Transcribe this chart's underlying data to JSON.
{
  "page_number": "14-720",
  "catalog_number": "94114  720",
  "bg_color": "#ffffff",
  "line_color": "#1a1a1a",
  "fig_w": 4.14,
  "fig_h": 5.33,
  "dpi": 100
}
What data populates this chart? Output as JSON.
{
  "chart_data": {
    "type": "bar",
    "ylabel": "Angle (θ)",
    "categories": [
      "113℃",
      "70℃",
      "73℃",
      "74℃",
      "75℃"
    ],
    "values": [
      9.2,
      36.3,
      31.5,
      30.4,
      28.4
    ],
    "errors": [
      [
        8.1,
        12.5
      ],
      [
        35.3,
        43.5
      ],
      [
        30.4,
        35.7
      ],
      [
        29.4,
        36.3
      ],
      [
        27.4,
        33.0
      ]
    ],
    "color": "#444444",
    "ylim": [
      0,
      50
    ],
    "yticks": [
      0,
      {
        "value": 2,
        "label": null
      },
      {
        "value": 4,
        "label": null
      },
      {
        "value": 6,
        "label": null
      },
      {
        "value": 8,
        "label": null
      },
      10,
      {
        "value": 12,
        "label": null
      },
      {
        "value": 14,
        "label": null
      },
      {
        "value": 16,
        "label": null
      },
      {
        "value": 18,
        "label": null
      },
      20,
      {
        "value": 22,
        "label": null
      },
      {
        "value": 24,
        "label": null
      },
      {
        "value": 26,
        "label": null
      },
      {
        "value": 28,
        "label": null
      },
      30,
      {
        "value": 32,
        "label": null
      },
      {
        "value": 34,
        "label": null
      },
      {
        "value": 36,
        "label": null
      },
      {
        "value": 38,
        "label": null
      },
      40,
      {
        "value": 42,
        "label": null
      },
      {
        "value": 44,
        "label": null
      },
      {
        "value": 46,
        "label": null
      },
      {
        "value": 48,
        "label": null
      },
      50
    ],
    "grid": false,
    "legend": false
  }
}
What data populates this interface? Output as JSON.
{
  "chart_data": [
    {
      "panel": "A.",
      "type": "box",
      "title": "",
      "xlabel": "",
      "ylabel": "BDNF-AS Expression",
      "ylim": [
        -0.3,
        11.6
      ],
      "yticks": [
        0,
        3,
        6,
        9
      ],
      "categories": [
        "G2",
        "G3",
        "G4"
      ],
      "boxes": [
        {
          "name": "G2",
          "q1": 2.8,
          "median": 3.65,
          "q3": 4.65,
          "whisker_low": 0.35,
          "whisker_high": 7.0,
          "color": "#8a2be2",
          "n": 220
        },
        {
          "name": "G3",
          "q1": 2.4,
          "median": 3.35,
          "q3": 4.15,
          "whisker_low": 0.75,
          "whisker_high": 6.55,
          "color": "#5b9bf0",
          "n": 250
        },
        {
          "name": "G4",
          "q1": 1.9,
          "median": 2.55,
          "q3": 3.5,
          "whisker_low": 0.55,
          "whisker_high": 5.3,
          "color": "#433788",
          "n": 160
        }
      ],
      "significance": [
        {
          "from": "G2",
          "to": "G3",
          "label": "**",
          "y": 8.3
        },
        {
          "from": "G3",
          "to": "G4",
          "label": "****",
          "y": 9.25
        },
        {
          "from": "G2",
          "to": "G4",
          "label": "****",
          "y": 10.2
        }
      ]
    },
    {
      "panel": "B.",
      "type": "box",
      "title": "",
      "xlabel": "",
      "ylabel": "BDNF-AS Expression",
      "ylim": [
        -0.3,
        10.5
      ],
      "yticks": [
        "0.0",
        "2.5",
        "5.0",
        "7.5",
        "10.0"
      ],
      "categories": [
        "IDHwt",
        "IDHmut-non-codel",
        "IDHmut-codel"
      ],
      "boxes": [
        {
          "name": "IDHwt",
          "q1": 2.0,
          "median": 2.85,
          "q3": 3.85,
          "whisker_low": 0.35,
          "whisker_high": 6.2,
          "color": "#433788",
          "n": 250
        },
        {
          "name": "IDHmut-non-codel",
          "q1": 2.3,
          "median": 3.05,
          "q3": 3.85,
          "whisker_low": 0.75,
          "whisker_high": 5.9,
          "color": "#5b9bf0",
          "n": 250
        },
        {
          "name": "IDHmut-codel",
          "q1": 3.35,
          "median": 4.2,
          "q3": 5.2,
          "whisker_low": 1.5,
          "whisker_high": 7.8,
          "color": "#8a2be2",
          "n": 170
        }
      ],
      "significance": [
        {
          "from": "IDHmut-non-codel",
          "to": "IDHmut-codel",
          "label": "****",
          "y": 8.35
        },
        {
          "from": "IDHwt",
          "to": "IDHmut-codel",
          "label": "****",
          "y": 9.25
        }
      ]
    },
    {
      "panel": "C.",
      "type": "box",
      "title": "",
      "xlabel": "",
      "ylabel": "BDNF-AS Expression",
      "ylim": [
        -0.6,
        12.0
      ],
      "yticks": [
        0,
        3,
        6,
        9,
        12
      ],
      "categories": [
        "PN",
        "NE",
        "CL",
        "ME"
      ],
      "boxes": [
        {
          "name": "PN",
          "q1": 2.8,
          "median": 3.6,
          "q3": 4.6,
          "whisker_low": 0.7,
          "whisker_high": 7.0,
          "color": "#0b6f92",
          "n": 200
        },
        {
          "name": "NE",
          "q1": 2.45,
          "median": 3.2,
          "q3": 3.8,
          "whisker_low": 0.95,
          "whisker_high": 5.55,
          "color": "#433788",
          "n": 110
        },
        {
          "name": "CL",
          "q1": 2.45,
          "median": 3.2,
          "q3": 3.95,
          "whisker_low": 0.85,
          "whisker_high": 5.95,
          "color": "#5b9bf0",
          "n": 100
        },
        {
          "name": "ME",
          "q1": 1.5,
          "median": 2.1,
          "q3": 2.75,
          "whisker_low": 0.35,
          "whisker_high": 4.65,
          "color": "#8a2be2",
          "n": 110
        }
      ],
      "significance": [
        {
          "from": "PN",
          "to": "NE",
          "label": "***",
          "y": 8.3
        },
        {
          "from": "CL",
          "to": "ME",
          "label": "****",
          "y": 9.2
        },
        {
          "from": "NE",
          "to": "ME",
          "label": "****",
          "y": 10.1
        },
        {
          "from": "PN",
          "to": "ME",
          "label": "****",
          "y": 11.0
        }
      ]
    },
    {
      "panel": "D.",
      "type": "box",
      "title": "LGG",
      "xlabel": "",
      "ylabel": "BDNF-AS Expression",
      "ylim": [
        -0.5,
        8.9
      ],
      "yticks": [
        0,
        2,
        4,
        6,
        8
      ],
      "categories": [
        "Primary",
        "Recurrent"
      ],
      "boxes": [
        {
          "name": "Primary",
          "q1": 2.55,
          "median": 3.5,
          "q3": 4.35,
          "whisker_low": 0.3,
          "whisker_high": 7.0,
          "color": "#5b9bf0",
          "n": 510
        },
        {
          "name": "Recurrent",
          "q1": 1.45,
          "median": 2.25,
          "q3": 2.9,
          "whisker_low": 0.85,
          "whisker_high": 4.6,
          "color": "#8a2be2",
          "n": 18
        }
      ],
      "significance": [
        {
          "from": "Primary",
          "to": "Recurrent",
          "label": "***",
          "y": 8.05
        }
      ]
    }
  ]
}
----
= Task description =
Copy out every line of the data that includes the word "this".

= Problem solution =
Transcribe this chart's underlying data to JSON.
What data populates this chart? Output as JSON.
What data populates this interface? Output as JSON.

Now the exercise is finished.